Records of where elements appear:
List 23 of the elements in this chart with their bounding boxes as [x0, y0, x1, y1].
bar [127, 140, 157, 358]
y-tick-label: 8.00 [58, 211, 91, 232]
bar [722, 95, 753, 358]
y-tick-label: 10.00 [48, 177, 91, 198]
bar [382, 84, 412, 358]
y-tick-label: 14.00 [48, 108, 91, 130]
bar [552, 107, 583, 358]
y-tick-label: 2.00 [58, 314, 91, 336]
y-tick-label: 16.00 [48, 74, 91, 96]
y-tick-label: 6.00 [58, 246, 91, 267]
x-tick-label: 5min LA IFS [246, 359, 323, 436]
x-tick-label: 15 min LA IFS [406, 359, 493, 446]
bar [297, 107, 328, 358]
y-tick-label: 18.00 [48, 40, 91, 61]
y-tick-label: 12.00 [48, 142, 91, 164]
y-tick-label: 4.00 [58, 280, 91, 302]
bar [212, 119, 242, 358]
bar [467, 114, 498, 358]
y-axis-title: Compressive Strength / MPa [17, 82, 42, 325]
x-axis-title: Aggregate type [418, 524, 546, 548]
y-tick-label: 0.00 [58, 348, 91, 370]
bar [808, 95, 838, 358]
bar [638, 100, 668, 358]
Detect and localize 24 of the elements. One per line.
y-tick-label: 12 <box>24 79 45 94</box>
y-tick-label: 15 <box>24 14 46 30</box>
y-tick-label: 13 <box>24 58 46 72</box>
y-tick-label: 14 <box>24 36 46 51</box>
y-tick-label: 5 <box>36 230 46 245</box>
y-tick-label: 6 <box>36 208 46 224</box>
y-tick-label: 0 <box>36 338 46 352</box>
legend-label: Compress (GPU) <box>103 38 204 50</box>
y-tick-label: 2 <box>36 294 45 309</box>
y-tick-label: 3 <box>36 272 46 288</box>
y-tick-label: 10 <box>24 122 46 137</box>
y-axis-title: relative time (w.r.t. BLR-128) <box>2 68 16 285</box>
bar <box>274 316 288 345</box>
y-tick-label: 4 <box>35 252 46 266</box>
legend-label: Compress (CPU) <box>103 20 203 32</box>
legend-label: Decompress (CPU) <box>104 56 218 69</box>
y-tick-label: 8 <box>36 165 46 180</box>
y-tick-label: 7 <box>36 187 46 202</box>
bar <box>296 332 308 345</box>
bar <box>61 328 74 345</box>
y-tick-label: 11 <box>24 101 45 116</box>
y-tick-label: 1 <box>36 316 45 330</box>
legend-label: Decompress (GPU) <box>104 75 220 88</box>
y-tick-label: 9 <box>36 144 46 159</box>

» EXERCISE PROMPT
Please revise the records above so that each "y-tick-label" reads "y-axis tick label", keeping every other character unchanged.

» FULL OUTPUT
List 23 of the elements in this chart with their bounding boxes as [x0, y0, x1, y1].
bar [127, 140, 157, 358]
y-axis tick label: 8.00 [58, 211, 91, 232]
bar [722, 95, 753, 358]
y-axis tick label: 10.00 [48, 177, 91, 198]
bar [382, 84, 412, 358]
y-axis tick label: 14.00 [48, 108, 91, 130]
bar [552, 107, 583, 358]
y-axis tick label: 2.00 [58, 314, 91, 336]
y-axis tick label: 16.00 [48, 74, 91, 96]
y-axis tick label: 6.00 [58, 246, 91, 267]
x-tick-label: 5min LA IFS [246, 359, 323, 436]
x-tick-label: 15 min LA IFS [406, 359, 493, 446]
bar [297, 107, 328, 358]
y-axis tick label: 18.00 [48, 40, 91, 61]
y-axis tick label: 12.00 [48, 142, 91, 164]
y-axis tick label: 4.00 [58, 280, 91, 302]
bar [212, 119, 242, 358]
bar [467, 114, 498, 358]
y-axis-title: Compressive Strength / MPa [17, 82, 42, 325]
x-axis-title: Aggregate type [418, 524, 546, 548]
y-axis tick label: 0.00 [58, 348, 91, 370]
bar [808, 95, 838, 358]
bar [638, 100, 668, 358]
Detect and localize 24 of the elements. One per line.
y-axis tick label: 12 <box>24 79 45 94</box>
y-axis tick label: 15 <box>24 14 46 30</box>
y-axis tick label: 13 <box>24 58 46 72</box>
y-axis tick label: 14 <box>24 36 46 51</box>
y-axis tick label: 5 <box>36 230 46 245</box>
y-axis tick label: 6 <box>36 208 46 224</box>
y-axis tick label: 0 <box>36 338 46 352</box>
legend-label: Compress (GPU) <box>103 38 204 50</box>
y-axis tick label: 2 <box>36 294 45 309</box>
y-axis tick label: 3 <box>36 272 46 288</box>
y-axis tick label: 10 <box>24 122 46 137</box>
y-axis-title: relative time (w.r.t. BLR-128) <box>2 68 16 285</box>
bar <box>274 316 288 345</box>
y-axis tick label: 4 <box>35 252 46 266</box>
legend-label: Compress (CPU) <box>103 20 203 32</box>
legend-label: Decompress (CPU) <box>104 56 218 69</box>
y-axis tick label: 8 <box>36 165 46 180</box>
y-axis tick label: 7 <box>36 187 46 202</box>
bar <box>296 332 308 345</box>
bar <box>61 328 74 345</box>
y-axis tick label: 11 <box>24 101 45 116</box>
y-axis tick label: 1 <box>36 316 45 330</box>
legend-label: Decompress (GPU) <box>104 75 220 88</box>
y-axis tick label: 9 <box>36 144 46 159</box>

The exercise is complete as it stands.